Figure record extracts
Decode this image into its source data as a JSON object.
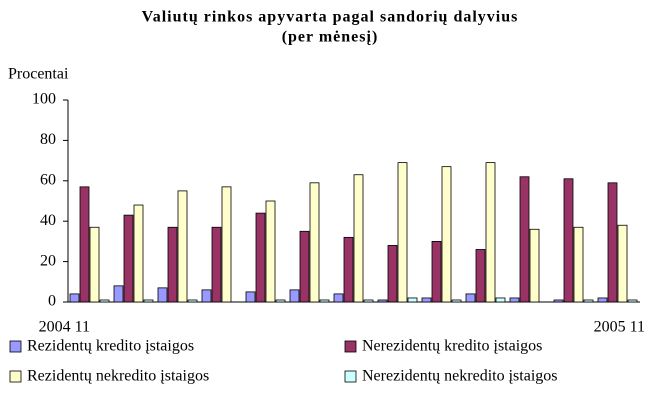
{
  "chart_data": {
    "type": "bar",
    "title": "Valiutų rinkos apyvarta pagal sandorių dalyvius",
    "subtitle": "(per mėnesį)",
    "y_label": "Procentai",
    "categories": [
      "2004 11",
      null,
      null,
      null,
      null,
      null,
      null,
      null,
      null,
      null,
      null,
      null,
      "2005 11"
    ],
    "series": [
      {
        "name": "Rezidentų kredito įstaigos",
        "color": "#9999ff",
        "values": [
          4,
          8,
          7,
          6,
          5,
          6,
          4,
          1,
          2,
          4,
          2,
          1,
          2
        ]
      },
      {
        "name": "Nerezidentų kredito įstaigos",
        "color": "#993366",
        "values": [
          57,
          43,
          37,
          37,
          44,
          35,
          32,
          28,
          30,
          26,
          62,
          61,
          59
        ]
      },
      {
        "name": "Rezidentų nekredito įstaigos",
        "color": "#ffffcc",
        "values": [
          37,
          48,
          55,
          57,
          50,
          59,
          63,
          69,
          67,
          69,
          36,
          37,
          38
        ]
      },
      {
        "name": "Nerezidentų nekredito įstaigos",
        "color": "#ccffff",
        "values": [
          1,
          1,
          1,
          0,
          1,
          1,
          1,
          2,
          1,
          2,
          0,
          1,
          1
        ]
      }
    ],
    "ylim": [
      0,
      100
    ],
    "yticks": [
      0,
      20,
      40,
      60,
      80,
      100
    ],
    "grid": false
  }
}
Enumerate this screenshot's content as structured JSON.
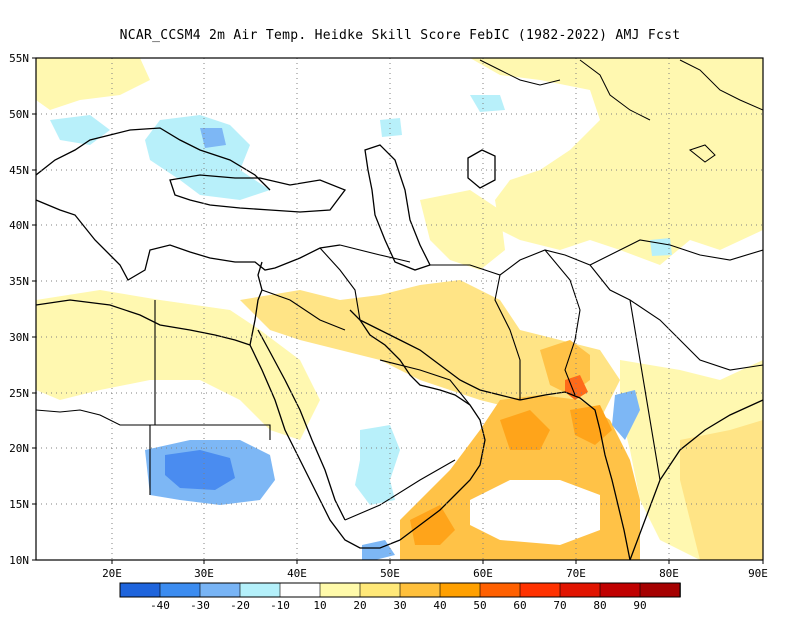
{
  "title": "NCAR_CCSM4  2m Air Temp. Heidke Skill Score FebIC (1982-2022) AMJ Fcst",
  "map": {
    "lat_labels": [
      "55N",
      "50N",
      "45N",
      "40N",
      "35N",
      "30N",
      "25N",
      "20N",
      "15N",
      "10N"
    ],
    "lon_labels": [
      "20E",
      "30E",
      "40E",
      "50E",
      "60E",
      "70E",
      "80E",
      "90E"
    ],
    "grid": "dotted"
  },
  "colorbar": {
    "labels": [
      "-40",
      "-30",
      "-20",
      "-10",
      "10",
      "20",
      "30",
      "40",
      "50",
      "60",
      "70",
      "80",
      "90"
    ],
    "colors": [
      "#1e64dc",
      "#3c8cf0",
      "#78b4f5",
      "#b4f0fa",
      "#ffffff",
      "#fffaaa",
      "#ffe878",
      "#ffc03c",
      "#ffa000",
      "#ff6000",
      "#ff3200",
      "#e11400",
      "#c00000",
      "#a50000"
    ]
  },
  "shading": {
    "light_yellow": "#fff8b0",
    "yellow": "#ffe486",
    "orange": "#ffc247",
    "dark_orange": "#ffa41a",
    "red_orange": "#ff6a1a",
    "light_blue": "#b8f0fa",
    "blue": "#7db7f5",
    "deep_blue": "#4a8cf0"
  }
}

-- Problem to solve --
Repeat the material verbatim. Do not carry over any picture.

-- Answer to the problem --
Decode this image into its source data as a JSON object.
{
  "chart_data": {
    "type": "bar",
    "title": "Valiutų rinkos apyvarta pagal sandorių dalyvius",
    "subtitle": "(per mėnesį)",
    "y_label": "Procentai",
    "categories": [
      "2004 11",
      null,
      null,
      null,
      null,
      null,
      null,
      null,
      null,
      null,
      null,
      null,
      "2005 11"
    ],
    "series": [
      {
        "name": "Rezidentų kredito įstaigos",
        "color": "#9999ff",
        "values": [
          4,
          8,
          7,
          6,
          5,
          6,
          4,
          1,
          2,
          4,
          2,
          1,
          2
        ]
      },
      {
        "name": "Nerezidentų kredito įstaigos",
        "color": "#993366",
        "values": [
          57,
          43,
          37,
          37,
          44,
          35,
          32,
          28,
          30,
          26,
          62,
          61,
          59
        ]
      },
      {
        "name": "Rezidentų nekredito įstaigos",
        "color": "#ffffcc",
        "values": [
          37,
          48,
          55,
          57,
          50,
          59,
          63,
          69,
          67,
          69,
          36,
          37,
          38
        ]
      },
      {
        "name": "Nerezidentų nekredito įstaigos",
        "color": "#ccffff",
        "values": [
          1,
          1,
          1,
          0,
          1,
          1,
          1,
          2,
          1,
          2,
          0,
          1,
          1
        ]
      }
    ],
    "ylim": [
      0,
      100
    ],
    "yticks": [
      0,
      20,
      40,
      60,
      80,
      100
    ],
    "grid": false
  }
}
Enumerate this screenshot's content as structured JSON.
{
  "title": "NCAR_CCSM4  2m Air Temp. Heidke Skill Score FebIC (1982-2022) AMJ Fcst",
  "map": {
    "lat_labels": [
      "55N",
      "50N",
      "45N",
      "40N",
      "35N",
      "30N",
      "25N",
      "20N",
      "15N",
      "10N"
    ],
    "lon_labels": [
      "20E",
      "30E",
      "40E",
      "50E",
      "60E",
      "70E",
      "80E",
      "90E"
    ],
    "grid": "dotted"
  },
  "colorbar": {
    "labels": [
      "-40",
      "-30",
      "-20",
      "-10",
      "10",
      "20",
      "30",
      "40",
      "50",
      "60",
      "70",
      "80",
      "90"
    ],
    "colors": [
      "#1e64dc",
      "#3c8cf0",
      "#78b4f5",
      "#b4f0fa",
      "#ffffff",
      "#fffaaa",
      "#ffe878",
      "#ffc03c",
      "#ffa000",
      "#ff6000",
      "#ff3200",
      "#e11400",
      "#c00000",
      "#a50000"
    ]
  },
  "shading": {
    "light_yellow": "#fff8b0",
    "yellow": "#ffe486",
    "orange": "#ffc247",
    "dark_orange": "#ffa41a",
    "red_orange": "#ff6a1a",
    "light_blue": "#b8f0fa",
    "blue": "#7db7f5",
    "deep_blue": "#4a8cf0"
  }
}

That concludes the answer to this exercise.